Instruction
The listing beneath should be written out in full, exactly as shown.

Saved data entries
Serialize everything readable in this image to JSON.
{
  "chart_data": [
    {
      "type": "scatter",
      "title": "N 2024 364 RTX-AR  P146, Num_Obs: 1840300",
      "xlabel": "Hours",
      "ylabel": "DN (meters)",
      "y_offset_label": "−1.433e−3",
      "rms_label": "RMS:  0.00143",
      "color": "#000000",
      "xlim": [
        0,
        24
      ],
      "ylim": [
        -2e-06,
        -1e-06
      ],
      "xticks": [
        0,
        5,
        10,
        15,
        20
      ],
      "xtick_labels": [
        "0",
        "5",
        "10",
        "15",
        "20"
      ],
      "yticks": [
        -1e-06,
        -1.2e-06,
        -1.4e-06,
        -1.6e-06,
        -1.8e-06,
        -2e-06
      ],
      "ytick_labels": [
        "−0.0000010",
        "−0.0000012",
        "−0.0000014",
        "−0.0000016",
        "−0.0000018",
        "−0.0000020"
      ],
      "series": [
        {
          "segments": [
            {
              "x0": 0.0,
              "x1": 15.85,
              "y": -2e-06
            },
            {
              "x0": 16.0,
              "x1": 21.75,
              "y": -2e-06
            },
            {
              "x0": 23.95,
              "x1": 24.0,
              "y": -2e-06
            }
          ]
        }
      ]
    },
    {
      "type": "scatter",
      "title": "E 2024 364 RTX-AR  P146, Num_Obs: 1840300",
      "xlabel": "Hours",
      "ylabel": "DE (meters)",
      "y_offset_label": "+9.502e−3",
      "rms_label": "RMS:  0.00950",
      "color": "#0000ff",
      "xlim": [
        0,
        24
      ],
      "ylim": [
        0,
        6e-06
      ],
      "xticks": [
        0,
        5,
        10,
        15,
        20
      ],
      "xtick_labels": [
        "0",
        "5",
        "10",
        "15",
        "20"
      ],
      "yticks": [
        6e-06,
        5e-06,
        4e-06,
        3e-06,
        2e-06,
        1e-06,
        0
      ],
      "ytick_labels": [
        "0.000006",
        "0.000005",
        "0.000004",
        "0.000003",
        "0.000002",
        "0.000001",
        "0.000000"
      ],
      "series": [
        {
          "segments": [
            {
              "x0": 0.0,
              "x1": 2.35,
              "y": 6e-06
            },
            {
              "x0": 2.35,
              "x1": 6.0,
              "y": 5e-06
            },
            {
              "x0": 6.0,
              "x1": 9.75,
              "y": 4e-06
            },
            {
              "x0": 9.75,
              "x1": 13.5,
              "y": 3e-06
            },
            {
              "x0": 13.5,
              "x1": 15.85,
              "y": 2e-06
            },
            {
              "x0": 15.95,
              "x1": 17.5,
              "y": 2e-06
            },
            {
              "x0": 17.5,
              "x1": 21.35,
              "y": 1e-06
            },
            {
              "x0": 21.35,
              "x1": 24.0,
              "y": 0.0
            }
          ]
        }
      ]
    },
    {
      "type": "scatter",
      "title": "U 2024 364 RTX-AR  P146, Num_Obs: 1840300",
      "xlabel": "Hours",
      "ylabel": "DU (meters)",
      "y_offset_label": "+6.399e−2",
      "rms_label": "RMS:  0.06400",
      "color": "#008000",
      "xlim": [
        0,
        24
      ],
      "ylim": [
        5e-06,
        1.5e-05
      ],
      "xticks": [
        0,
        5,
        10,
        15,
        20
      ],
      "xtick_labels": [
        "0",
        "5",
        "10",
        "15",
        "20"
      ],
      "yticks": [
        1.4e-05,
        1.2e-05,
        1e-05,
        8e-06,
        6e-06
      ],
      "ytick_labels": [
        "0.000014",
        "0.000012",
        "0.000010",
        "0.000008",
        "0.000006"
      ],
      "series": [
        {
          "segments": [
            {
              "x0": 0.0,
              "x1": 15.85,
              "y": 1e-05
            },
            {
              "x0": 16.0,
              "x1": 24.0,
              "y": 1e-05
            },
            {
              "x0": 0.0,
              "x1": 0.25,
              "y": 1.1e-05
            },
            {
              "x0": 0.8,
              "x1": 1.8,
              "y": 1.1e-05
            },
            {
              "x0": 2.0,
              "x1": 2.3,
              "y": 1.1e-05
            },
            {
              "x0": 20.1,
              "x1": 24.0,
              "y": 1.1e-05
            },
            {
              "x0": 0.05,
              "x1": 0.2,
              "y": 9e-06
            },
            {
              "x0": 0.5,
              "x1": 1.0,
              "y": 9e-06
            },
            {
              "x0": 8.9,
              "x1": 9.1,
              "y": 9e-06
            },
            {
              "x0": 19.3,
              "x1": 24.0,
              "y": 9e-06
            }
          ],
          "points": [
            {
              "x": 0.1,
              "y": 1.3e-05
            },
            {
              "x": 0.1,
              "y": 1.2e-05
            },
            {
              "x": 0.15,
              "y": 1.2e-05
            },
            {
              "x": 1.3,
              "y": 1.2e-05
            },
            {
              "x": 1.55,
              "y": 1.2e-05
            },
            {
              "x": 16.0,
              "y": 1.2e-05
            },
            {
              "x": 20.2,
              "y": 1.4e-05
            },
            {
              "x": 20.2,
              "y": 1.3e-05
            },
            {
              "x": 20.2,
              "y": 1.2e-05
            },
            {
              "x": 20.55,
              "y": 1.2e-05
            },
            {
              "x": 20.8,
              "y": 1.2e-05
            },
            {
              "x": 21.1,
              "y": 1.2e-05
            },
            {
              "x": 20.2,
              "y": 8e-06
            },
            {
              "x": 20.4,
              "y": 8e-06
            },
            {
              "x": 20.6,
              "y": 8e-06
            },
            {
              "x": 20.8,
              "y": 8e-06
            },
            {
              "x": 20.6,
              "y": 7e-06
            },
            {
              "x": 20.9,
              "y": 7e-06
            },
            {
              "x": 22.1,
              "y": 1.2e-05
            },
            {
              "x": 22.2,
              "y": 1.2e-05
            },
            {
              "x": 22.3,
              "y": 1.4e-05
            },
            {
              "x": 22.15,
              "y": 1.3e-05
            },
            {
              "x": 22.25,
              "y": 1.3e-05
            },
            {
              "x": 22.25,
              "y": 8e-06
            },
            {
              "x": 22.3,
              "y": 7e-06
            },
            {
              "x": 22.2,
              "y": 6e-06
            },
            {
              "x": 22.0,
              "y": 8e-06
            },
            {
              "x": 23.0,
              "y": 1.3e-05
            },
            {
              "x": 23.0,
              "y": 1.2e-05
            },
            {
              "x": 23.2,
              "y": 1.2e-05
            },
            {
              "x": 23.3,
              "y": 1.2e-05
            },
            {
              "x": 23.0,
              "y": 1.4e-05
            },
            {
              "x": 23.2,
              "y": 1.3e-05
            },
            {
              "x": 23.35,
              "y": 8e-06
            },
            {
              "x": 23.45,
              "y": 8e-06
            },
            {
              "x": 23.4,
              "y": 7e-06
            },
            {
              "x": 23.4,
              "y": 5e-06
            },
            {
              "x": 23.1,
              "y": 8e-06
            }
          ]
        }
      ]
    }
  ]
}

Correct output
Serialize everything readable in this image to JSON.
{
  "chart_data": [
    {
      "type": "scatter",
      "title": "N 2024 364 RTX-AR  P146, Num_Obs: 1840300",
      "xlabel": "Hours",
      "ylabel": "DN (meters)",
      "y_offset_label": "−1.433e−3",
      "rms_label": "RMS:  0.00143",
      "color": "#000000",
      "xlim": [
        0,
        24
      ],
      "ylim": [
        -2e-06,
        -1e-06
      ],
      "xticks": [
        0,
        5,
        10,
        15,
        20
      ],
      "xtick_labels": [
        "0",
        "5",
        "10",
        "15",
        "20"
      ],
      "yticks": [
        -1e-06,
        -1.2e-06,
        -1.4e-06,
        -1.6e-06,
        -1.8e-06,
        -2e-06
      ],
      "ytick_labels": [
        "−0.0000010",
        "−0.0000012",
        "−0.0000014",
        "−0.0000016",
        "−0.0000018",
        "−0.0000020"
      ],
      "series": [
        {
          "segments": [
            {
              "x0": 0.0,
              "x1": 15.85,
              "y": -2e-06
            },
            {
              "x0": 16.0,
              "x1": 21.75,
              "y": -2e-06
            },
            {
              "x0": 23.95,
              "x1": 24.0,
              "y": -2e-06
            }
          ]
        }
      ]
    },
    {
      "type": "scatter",
      "title": "E 2024 364 RTX-AR  P146, Num_Obs: 1840300",
      "xlabel": "Hours",
      "ylabel": "DE (meters)",
      "y_offset_label": "+9.502e−3",
      "rms_label": "RMS:  0.00950",
      "color": "#0000ff",
      "xlim": [
        0,
        24
      ],
      "ylim": [
        0,
        6e-06
      ],
      "xticks": [
        0,
        5,
        10,
        15,
        20
      ],
      "xtick_labels": [
        "0",
        "5",
        "10",
        "15",
        "20"
      ],
      "yticks": [
        6e-06,
        5e-06,
        4e-06,
        3e-06,
        2e-06,
        1e-06,
        0
      ],
      "ytick_labels": [
        "0.000006",
        "0.000005",
        "0.000004",
        "0.000003",
        "0.000002",
        "0.000001",
        "0.000000"
      ],
      "series": [
        {
          "segments": [
            {
              "x0": 0.0,
              "x1": 2.35,
              "y": 6e-06
            },
            {
              "x0": 2.35,
              "x1": 6.0,
              "y": 5e-06
            },
            {
              "x0": 6.0,
              "x1": 9.75,
              "y": 4e-06
            },
            {
              "x0": 9.75,
              "x1": 13.5,
              "y": 3e-06
            },
            {
              "x0": 13.5,
              "x1": 15.85,
              "y": 2e-06
            },
            {
              "x0": 15.95,
              "x1": 17.5,
              "y": 2e-06
            },
            {
              "x0": 17.5,
              "x1": 21.35,
              "y": 1e-06
            },
            {
              "x0": 21.35,
              "x1": 24.0,
              "y": 0.0
            }
          ]
        }
      ]
    },
    {
      "type": "scatter",
      "title": "U 2024 364 RTX-AR  P146, Num_Obs: 1840300",
      "xlabel": "Hours",
      "ylabel": "DU (meters)",
      "y_offset_label": "+6.399e−2",
      "rms_label": "RMS:  0.06400",
      "color": "#008000",
      "xlim": [
        0,
        24
      ],
      "ylim": [
        5e-06,
        1.5e-05
      ],
      "xticks": [
        0,
        5,
        10,
        15,
        20
      ],
      "xtick_labels": [
        "0",
        "5",
        "10",
        "15",
        "20"
      ],
      "yticks": [
        1.4e-05,
        1.2e-05,
        1e-05,
        8e-06,
        6e-06
      ],
      "ytick_labels": [
        "0.000014",
        "0.000012",
        "0.000010",
        "0.000008",
        "0.000006"
      ],
      "series": [
        {
          "segments": [
            {
              "x0": 0.0,
              "x1": 15.85,
              "y": 1e-05
            },
            {
              "x0": 16.0,
              "x1": 24.0,
              "y": 1e-05
            },
            {
              "x0": 0.0,
              "x1": 0.25,
              "y": 1.1e-05
            },
            {
              "x0": 0.8,
              "x1": 1.8,
              "y": 1.1e-05
            },
            {
              "x0": 2.0,
              "x1": 2.3,
              "y": 1.1e-05
            },
            {
              "x0": 20.1,
              "x1": 24.0,
              "y": 1.1e-05
            },
            {
              "x0": 0.05,
              "x1": 0.2,
              "y": 9e-06
            },
            {
              "x0": 0.5,
              "x1": 1.0,
              "y": 9e-06
            },
            {
              "x0": 8.9,
              "x1": 9.1,
              "y": 9e-06
            },
            {
              "x0": 19.3,
              "x1": 24.0,
              "y": 9e-06
            }
          ],
          "points": [
            {
              "x": 0.1,
              "y": 1.3e-05
            },
            {
              "x": 0.1,
              "y": 1.2e-05
            },
            {
              "x": 0.15,
              "y": 1.2e-05
            },
            {
              "x": 1.3,
              "y": 1.2e-05
            },
            {
              "x": 1.55,
              "y": 1.2e-05
            },
            {
              "x": 16.0,
              "y": 1.2e-05
            },
            {
              "x": 20.2,
              "y": 1.4e-05
            },
            {
              "x": 20.2,
              "y": 1.3e-05
            },
            {
              "x": 20.2,
              "y": 1.2e-05
            },
            {
              "x": 20.55,
              "y": 1.2e-05
            },
            {
              "x": 20.8,
              "y": 1.2e-05
            },
            {
              "x": 21.1,
              "y": 1.2e-05
            },
            {
              "x": 20.2,
              "y": 8e-06
            },
            {
              "x": 20.4,
              "y": 8e-06
            },
            {
              "x": 20.6,
              "y": 8e-06
            },
            {
              "x": 20.8,
              "y": 8e-06
            },
            {
              "x": 20.6,
              "y": 7e-06
            },
            {
              "x": 20.9,
              "y": 7e-06
            },
            {
              "x": 22.1,
              "y": 1.2e-05
            },
            {
              "x": 22.2,
              "y": 1.2e-05
            },
            {
              "x": 22.3,
              "y": 1.4e-05
            },
            {
              "x": 22.15,
              "y": 1.3e-05
            },
            {
              "x": 22.25,
              "y": 1.3e-05
            },
            {
              "x": 22.25,
              "y": 8e-06
            },
            {
              "x": 22.3,
              "y": 7e-06
            },
            {
              "x": 22.2,
              "y": 6e-06
            },
            {
              "x": 22.0,
              "y": 8e-06
            },
            {
              "x": 23.0,
              "y": 1.3e-05
            },
            {
              "x": 23.0,
              "y": 1.2e-05
            },
            {
              "x": 23.2,
              "y": 1.2e-05
            },
            {
              "x": 23.3,
              "y": 1.2e-05
            },
            {
              "x": 23.0,
              "y": 1.4e-05
            },
            {
              "x": 23.2,
              "y": 1.3e-05
            },
            {
              "x": 23.35,
              "y": 8e-06
            },
            {
              "x": 23.45,
              "y": 8e-06
            },
            {
              "x": 23.4,
              "y": 7e-06
            },
            {
              "x": 23.4,
              "y": 5e-06
            },
            {
              "x": 23.1,
              "y": 8e-06
            }
          ]
        }
      ]
    }
  ]
}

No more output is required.